◆ Data entries ◆
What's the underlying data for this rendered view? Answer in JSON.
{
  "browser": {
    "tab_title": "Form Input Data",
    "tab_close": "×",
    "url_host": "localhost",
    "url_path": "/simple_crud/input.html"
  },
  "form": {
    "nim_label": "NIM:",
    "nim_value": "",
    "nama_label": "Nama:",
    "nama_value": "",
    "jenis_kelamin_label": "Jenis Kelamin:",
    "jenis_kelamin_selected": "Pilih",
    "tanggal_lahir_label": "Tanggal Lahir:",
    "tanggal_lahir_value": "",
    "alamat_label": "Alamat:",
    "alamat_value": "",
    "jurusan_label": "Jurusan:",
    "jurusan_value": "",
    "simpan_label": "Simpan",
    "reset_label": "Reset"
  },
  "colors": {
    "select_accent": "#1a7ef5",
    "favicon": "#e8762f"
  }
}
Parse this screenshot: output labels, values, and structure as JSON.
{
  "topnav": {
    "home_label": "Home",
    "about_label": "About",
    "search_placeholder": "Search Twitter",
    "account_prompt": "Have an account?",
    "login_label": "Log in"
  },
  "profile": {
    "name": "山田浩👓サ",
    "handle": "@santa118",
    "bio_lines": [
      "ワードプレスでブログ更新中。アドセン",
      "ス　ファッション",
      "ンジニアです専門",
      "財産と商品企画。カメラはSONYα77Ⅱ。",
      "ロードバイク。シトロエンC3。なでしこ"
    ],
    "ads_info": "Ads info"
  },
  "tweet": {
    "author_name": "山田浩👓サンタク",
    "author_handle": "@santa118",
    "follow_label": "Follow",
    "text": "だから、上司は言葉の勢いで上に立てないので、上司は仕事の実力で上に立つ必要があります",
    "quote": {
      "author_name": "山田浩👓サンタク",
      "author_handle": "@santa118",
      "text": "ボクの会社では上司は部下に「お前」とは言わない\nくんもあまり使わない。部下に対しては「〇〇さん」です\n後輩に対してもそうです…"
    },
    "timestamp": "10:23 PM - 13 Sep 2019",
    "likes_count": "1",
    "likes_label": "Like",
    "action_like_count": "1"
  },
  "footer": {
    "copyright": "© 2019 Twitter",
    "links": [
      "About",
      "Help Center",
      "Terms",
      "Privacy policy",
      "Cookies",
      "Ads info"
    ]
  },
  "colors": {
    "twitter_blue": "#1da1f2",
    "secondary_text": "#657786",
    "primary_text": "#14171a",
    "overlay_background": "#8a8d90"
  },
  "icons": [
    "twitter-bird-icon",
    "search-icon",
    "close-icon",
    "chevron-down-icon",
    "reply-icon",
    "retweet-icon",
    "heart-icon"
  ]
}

◆ THE TASK ◆
Every entry should be output exactly as written, please.

◆ EXERCISE ANSWER ◆
What's the underlying data for this rendered view? Answer in JSON.
{
  "browser": {
    "tab_title": "Form Input Data",
    "tab_close": "×",
    "url_host": "localhost",
    "url_path": "/simple_crud/input.html"
  },
  "form": {
    "nim_label": "NIM:",
    "nim_value": "",
    "nama_label": "Nama:",
    "nama_value": "",
    "jenis_kelamin_label": "Jenis Kelamin:",
    "jenis_kelamin_selected": "Pilih",
    "tanggal_lahir_label": "Tanggal Lahir:",
    "tanggal_lahir_value": "",
    "alamat_label": "Alamat:",
    "alamat_value": "",
    "jurusan_label": "Jurusan:",
    "jurusan_value": "",
    "simpan_label": "Simpan",
    "reset_label": "Reset"
  },
  "colors": {
    "select_accent": "#1a7ef5",
    "favicon": "#e8762f"
  }
}
Parse this screenshot: output labels, values, and structure as JSON.
{
  "topnav": {
    "home_label": "Home",
    "about_label": "About",
    "search_placeholder": "Search Twitter",
    "account_prompt": "Have an account?",
    "login_label": "Log in"
  },
  "profile": {
    "name": "山田浩👓サ",
    "handle": "@santa118",
    "bio_lines": [
      "ワードプレスでブログ更新中。アドセン",
      "ス　ファッション",
      "ンジニアです専門",
      "財産と商品企画。カメラはSONYα77Ⅱ。",
      "ロードバイク。シトロエンC3。なでしこ"
    ],
    "ads_info": "Ads info"
  },
  "tweet": {
    "author_name": "山田浩👓サンタク",
    "author_handle": "@santa118",
    "follow_label": "Follow",
    "text": "だから、上司は言葉の勢いで上に立てないので、上司は仕事の実力で上に立つ必要があります",
    "quote": {
      "author_name": "山田浩👓サンタク",
      "author_handle": "@santa118",
      "text": "ボクの会社では上司は部下に「お前」とは言わない\nくんもあまり使わない。部下に対しては「〇〇さん」です\n後輩に対してもそうです…"
    },
    "timestamp": "10:23 PM - 13 Sep 2019",
    "likes_count": "1",
    "likes_label": "Like",
    "action_like_count": "1"
  },
  "footer": {
    "copyright": "© 2019 Twitter",
    "links": [
      "About",
      "Help Center",
      "Terms",
      "Privacy policy",
      "Cookies",
      "Ads info"
    ]
  },
  "colors": {
    "twitter_blue": "#1da1f2",
    "secondary_text": "#657786",
    "primary_text": "#14171a",
    "overlay_background": "#8a8d90"
  },
  "icons": [
    "twitter-bird-icon",
    "search-icon",
    "close-icon",
    "chevron-down-icon",
    "reply-icon",
    "retweet-icon",
    "heart-icon"
  ]
}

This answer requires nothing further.